**Records for the exercise**.
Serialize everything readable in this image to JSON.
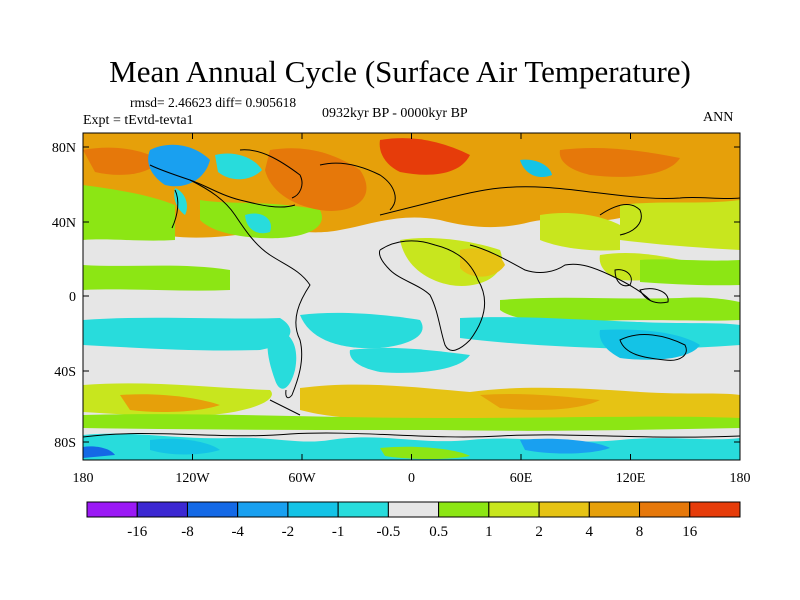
{
  "title": "Mean Annual Cycle (Surface Air Temperature)",
  "stats": "rmsd= 2.46623 diff= 0.905618",
  "experiment": "Expt = tEvtd-tevta1",
  "period": "0932kyr BP - 0000kyr BP",
  "season": "ANN",
  "lat_ticks": [
    "80N",
    "40N",
    "0",
    "40S",
    "80S"
  ],
  "lon_ticks": [
    "180",
    "120W",
    "60W",
    "0",
    "60E",
    "120E",
    "180"
  ],
  "colorbar": {
    "levels": [
      "-16",
      "-8",
      "-4",
      "-2",
      "-1",
      "-0.5",
      "0.5",
      "1",
      "2",
      "4",
      "8",
      "16"
    ],
    "colors": [
      "#9b19f5",
      "#3c28d2",
      "#1469e6",
      "#19a0f0",
      "#14c3e6",
      "#28dcdc",
      "#e6e6e6",
      "#8ce614",
      "#c8e61e",
      "#e6c314",
      "#e6a00a",
      "#e6780a",
      "#e63c0a"
    ]
  }
}
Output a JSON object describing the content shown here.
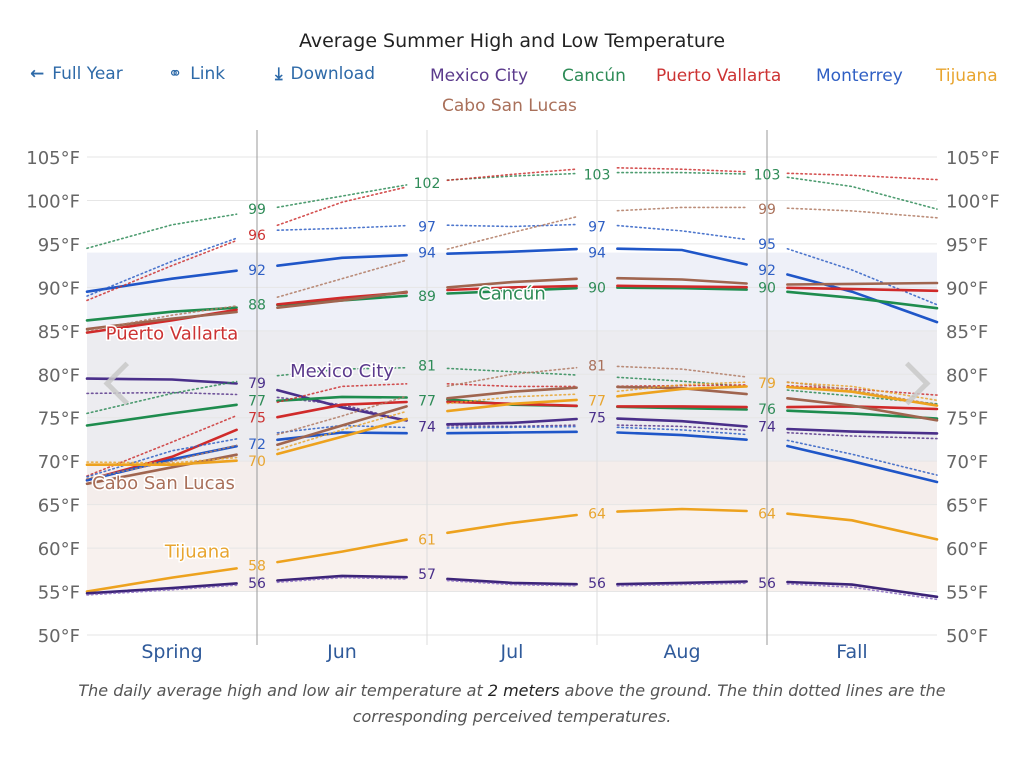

**Set problem**.
Please list every line of the records that contains "JSON".

**Exercise output**.
Serialize everything readable in this image to JSON.
Output a JSON object describing the content shown here.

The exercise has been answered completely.